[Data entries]
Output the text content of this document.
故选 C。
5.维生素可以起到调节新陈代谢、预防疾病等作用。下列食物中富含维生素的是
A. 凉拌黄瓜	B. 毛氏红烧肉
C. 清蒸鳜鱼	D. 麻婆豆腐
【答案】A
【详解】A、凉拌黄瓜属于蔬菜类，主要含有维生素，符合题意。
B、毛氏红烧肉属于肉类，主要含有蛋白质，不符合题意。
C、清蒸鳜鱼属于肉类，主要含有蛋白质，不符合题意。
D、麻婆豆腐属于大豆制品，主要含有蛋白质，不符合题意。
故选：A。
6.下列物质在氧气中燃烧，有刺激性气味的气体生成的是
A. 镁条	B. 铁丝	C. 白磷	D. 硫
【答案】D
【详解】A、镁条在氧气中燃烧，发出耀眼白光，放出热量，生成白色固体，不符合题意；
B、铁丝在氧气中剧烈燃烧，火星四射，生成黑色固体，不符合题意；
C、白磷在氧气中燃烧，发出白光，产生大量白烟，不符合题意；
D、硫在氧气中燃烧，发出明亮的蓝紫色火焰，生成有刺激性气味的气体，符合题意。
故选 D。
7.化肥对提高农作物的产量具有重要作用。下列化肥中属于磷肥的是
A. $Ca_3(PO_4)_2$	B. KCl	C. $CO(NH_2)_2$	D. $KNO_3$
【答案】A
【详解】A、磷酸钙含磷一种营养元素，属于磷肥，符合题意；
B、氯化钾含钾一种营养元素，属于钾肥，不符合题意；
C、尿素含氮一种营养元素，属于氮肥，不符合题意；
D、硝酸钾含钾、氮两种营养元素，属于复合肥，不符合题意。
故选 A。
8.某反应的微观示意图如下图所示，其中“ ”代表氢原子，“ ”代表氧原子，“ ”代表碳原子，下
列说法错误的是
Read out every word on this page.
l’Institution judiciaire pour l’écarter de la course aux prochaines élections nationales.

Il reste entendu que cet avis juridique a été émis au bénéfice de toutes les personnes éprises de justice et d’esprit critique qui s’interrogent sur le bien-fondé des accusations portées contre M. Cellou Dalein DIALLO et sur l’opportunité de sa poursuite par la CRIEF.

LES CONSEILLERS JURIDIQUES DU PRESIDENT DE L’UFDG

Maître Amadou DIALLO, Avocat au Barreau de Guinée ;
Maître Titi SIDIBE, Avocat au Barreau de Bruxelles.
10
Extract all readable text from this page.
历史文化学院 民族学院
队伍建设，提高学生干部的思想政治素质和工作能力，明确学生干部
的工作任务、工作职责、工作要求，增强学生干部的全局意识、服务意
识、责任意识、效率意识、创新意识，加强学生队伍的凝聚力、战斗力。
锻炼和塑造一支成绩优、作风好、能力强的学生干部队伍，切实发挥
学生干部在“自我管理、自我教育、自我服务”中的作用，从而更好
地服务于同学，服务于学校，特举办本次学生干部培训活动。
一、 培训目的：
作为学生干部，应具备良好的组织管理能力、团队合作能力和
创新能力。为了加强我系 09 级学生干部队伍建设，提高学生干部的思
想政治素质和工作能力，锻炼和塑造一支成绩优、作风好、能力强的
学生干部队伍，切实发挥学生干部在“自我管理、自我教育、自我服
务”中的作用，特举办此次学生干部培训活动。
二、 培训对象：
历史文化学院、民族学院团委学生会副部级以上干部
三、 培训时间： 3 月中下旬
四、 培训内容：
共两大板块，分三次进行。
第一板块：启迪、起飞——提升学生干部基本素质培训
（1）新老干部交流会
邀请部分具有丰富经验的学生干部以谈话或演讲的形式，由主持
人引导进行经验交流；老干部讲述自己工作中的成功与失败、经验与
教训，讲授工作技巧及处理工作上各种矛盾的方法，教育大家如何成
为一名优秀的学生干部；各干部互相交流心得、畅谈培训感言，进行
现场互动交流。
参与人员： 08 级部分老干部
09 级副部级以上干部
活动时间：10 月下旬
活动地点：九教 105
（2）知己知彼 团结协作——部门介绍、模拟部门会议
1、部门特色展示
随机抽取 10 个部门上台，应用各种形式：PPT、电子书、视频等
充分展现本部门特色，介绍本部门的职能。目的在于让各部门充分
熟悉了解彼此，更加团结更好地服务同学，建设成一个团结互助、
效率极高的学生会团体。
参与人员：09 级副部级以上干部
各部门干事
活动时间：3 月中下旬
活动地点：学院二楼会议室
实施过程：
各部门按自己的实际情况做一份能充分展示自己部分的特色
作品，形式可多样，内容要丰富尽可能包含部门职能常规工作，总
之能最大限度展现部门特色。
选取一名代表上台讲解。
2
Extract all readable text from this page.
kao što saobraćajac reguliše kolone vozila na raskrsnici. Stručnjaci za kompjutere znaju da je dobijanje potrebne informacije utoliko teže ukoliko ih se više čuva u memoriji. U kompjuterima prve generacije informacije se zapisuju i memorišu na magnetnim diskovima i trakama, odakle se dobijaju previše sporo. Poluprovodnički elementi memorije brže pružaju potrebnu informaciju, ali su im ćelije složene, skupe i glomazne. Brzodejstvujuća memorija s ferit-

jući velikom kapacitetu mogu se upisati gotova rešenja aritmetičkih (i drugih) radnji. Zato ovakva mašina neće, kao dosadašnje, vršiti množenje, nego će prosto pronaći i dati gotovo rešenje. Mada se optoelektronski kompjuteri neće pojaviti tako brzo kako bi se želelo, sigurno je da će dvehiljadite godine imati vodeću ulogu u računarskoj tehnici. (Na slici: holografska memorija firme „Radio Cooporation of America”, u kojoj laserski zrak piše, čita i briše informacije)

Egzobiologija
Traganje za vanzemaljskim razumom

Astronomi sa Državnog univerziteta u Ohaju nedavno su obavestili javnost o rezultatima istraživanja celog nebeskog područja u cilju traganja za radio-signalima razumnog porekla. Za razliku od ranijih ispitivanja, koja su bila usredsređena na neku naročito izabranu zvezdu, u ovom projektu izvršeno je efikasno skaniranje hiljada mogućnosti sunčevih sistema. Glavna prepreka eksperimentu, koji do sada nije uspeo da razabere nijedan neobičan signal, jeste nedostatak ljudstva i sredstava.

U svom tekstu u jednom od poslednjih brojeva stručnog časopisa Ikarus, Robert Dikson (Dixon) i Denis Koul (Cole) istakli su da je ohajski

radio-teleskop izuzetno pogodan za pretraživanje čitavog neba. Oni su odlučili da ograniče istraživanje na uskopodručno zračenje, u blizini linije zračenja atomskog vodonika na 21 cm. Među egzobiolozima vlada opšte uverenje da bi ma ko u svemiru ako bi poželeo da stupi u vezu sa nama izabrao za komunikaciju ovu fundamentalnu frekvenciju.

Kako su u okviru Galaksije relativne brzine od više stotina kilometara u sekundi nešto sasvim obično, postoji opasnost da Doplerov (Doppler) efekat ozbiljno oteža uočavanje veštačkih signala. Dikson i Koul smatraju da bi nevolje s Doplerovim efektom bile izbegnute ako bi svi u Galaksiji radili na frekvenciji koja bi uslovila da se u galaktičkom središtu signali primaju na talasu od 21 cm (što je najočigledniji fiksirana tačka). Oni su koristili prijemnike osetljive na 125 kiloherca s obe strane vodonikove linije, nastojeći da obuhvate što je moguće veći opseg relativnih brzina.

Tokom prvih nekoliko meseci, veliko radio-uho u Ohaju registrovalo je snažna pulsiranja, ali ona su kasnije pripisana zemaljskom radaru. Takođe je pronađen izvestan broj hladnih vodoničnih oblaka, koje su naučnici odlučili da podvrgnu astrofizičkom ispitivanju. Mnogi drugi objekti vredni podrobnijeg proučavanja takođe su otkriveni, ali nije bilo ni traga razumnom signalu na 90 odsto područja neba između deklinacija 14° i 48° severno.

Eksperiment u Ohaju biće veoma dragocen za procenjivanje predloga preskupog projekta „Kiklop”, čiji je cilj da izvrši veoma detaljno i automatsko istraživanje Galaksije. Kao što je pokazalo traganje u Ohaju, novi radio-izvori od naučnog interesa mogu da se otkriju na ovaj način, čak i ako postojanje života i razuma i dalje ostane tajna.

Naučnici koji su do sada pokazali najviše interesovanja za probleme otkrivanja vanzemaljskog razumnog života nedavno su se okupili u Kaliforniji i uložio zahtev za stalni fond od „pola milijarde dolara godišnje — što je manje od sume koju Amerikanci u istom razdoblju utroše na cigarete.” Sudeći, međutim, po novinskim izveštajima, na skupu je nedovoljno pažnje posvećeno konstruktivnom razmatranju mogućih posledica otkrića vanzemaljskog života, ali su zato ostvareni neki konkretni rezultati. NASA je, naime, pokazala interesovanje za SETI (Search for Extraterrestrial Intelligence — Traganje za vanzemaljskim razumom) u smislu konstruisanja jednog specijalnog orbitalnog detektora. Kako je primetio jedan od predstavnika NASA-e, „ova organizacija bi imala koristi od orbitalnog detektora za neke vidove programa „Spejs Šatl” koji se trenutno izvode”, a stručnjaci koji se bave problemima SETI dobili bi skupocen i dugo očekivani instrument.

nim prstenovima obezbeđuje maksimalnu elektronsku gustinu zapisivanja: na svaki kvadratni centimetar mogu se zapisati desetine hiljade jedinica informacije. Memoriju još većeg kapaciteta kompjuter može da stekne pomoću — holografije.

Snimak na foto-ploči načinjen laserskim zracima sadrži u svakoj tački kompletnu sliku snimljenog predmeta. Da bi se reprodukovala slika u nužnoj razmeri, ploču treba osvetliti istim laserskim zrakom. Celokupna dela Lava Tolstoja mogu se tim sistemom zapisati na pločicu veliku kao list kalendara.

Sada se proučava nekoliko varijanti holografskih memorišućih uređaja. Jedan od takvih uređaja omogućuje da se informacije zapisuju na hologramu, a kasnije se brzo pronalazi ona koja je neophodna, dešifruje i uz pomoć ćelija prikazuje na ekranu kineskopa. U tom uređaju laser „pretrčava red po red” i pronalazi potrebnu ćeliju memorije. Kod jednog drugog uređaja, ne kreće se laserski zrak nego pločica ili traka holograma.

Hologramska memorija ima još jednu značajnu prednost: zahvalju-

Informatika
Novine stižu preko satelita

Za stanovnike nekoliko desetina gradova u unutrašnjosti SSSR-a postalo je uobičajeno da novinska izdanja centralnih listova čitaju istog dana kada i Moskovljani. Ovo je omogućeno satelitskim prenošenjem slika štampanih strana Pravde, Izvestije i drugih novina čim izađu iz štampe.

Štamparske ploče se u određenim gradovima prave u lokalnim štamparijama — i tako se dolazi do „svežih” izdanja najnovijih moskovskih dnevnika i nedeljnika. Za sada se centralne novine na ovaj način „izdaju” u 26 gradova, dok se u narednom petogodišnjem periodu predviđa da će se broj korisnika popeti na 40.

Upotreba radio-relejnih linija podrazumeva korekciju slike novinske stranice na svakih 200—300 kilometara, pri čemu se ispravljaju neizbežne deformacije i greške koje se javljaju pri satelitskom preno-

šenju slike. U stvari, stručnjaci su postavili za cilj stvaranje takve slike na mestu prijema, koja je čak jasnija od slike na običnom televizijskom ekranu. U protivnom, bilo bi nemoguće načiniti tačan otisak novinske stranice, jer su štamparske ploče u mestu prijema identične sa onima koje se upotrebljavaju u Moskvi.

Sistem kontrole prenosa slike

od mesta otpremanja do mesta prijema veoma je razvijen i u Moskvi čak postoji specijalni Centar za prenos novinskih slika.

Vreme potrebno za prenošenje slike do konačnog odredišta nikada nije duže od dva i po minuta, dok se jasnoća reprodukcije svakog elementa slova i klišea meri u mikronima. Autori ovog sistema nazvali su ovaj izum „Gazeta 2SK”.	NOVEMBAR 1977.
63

Written exercise >>
Scan the material above. Extract every line in which the word "ploče" occurs.

In response >>
Štamparske ploče se u određenim gradovima prave u lokalnim štamparijama — i tako se dolazi do „svežih” izdanja najnovijih moskovskih dnevnika i nedeljnika. Za sada se centralne novine na ovaj način „izdaju” u 26 gradova, dok se u narednom petogodišnjem periodu predviđa da će se broj korisnika popeti na 40.
šenju slike. U stvari, stručnjaci su postavili za cilj stvaranje takve slike na mestu prijema, koja je čak jasnija od slike na običnom televizijskom ekranu. U protivnom, bilo bi nemoguće načiniti tačan otisak novinske stranice, jer su štamparske ploče u mestu prijema identične sa onima koje se upotrebljavaju u Moskvi.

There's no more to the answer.